Your objective
Write out the data below exactly as given, without any of its pictures.

Lines of data
[Start]
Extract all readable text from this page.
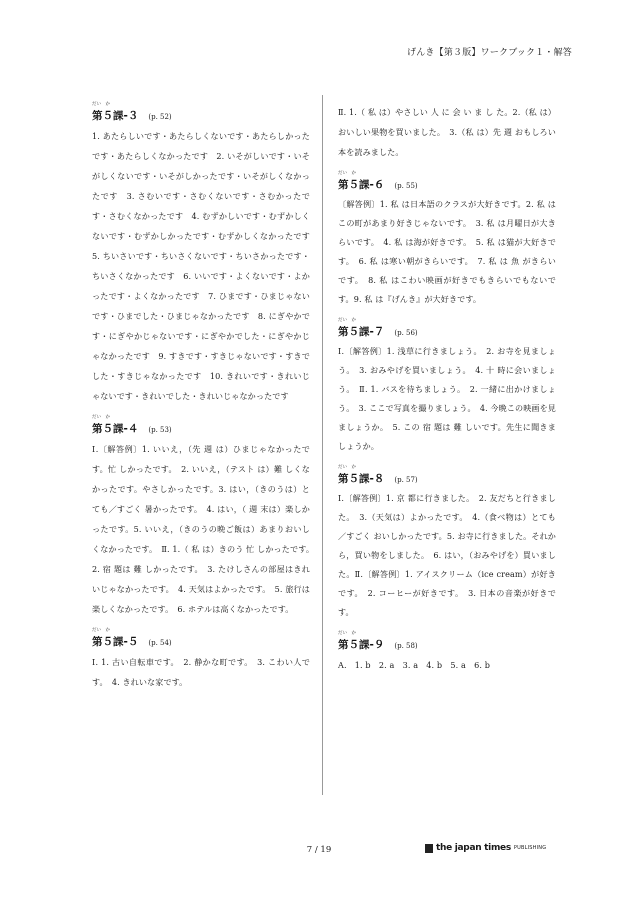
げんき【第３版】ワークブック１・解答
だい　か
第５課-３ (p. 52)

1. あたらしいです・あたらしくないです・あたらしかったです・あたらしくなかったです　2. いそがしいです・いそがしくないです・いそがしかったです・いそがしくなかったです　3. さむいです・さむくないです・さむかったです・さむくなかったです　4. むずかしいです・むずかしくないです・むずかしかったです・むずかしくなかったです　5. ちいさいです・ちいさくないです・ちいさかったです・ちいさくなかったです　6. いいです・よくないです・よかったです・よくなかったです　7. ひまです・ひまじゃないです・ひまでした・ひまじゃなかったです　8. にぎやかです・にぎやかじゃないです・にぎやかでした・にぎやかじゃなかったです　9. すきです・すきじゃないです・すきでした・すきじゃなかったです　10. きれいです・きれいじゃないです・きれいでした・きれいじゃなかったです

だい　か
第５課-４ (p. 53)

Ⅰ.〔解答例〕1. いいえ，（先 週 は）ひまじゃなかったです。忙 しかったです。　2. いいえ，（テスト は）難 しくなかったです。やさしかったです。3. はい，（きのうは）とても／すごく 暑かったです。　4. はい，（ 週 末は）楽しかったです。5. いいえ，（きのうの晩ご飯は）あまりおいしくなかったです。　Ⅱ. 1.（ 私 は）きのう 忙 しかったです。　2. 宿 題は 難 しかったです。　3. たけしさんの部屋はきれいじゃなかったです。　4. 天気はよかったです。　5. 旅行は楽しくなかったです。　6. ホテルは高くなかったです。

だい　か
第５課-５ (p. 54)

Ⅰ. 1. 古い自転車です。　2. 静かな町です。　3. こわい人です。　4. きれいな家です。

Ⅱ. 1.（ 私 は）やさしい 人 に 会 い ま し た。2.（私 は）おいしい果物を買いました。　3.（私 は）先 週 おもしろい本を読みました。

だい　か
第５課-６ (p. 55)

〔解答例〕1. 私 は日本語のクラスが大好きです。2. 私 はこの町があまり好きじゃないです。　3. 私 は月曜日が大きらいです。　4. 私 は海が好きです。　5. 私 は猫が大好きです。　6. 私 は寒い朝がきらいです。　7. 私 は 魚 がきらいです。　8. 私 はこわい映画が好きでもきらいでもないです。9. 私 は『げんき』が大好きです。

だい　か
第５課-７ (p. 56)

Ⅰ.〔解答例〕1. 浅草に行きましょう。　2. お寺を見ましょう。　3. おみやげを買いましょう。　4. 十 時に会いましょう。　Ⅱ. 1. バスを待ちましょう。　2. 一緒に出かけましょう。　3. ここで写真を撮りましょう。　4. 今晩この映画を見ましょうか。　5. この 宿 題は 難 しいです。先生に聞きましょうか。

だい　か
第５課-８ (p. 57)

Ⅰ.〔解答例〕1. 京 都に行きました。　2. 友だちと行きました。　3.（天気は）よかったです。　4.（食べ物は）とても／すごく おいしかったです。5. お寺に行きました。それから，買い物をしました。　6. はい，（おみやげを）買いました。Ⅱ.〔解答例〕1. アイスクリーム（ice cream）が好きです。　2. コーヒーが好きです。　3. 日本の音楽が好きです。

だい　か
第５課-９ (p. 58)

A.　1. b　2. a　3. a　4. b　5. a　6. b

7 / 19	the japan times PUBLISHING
[End]
Answer to the problem
Extract all readable text from this page.
げんき【第３版】ワークブック１・解答
だい　か
第５課-３ (p. 52)

1. あたらしいです・あたらしくないです・あたらしかったです・あたらしくなかったです　2. いそがしいです・いそがしくないです・いそがしかったです・いそがしくなかったです　3. さむいです・さむくないです・さむかったです・さむくなかったです　4. むずかしいです・むずかしくないです・むずかしかったです・むずかしくなかったです　5. ちいさいです・ちいさくないです・ちいさかったです・ちいさくなかったです　6. いいです・よくないです・よかったです・よくなかったです　7. ひまです・ひまじゃないです・ひまでした・ひまじゃなかったです　8. にぎやかです・にぎやかじゃないです・にぎやかでした・にぎやかじゃなかったです　9. すきです・すきじゃないです・すきでした・すきじゃなかったです　10. きれいです・きれいじゃないです・きれいでした・きれいじゃなかったです

だい　か
第５課-４ (p. 53)

Ⅰ.〔解答例〕1. いいえ，（先 週 は）ひまじゃなかったです。忙 しかったです。　2. いいえ，（テスト は）難 しくなかったです。やさしかったです。3. はい，（きのうは）とても／すごく 暑かったです。　4. はい，（ 週 末は）楽しかったです。5. いいえ，（きのうの晩ご飯は）あまりおいしくなかったです。　Ⅱ. 1.（ 私 は）きのう 忙 しかったです。　2. 宿 題は 難 しかったです。　3. たけしさんの部屋はきれいじゃなかったです。　4. 天気はよかったです。　5. 旅行は楽しくなかったです。　6. ホテルは高くなかったです。

だい　か
第５課-５ (p. 54)

Ⅰ. 1. 古い自転車です。　2. 静かな町です。　3. こわい人です。　4. きれいな家です。

Ⅱ. 1.（ 私 は）やさしい 人 に 会 い ま し た。2.（私 は）おいしい果物を買いました。　3.（私 は）先 週 おもしろい本を読みました。

だい　か
第５課-６ (p. 55)

〔解答例〕1. 私 は日本語のクラスが大好きです。2. 私 はこの町があまり好きじゃないです。　3. 私 は月曜日が大きらいです。　4. 私 は海が好きです。　5. 私 は猫が大好きです。　6. 私 は寒い朝がきらいです。　7. 私 は 魚 がきらいです。　8. 私 はこわい映画が好きでもきらいでもないです。9. 私 は『げんき』が大好きです。

だい　か
第５課-７ (p. 56)

Ⅰ.〔解答例〕1. 浅草に行きましょう。　2. お寺を見ましょう。　3. おみやげを買いましょう。　4. 十 時に会いましょう。　Ⅱ. 1. バスを待ちましょう。　2. 一緒に出かけましょう。　3. ここで写真を撮りましょう。　4. 今晩この映画を見ましょうか。　5. この 宿 題は 難 しいです。先生に聞きましょうか。

だい　か
第５課-８ (p. 57)

Ⅰ.〔解答例〕1. 京 都に行きました。　2. 友だちと行きました。　3.（天気は）よかったです。　4.（食べ物は）とても／すごく おいしかったです。5. お寺に行きました。それから，買い物をしました。　6. はい，（おみやげを）買いました。Ⅱ.〔解答例〕1. アイスクリーム（ice cream）が好きです。　2. コーヒーが好きです。　3. 日本の音楽が好きです。

だい　か
第５課-９ (p. 58)

A.　1. b　2. a　3. a　4. b　5. a　6. b

7 / 19	the japan times PUBLISHING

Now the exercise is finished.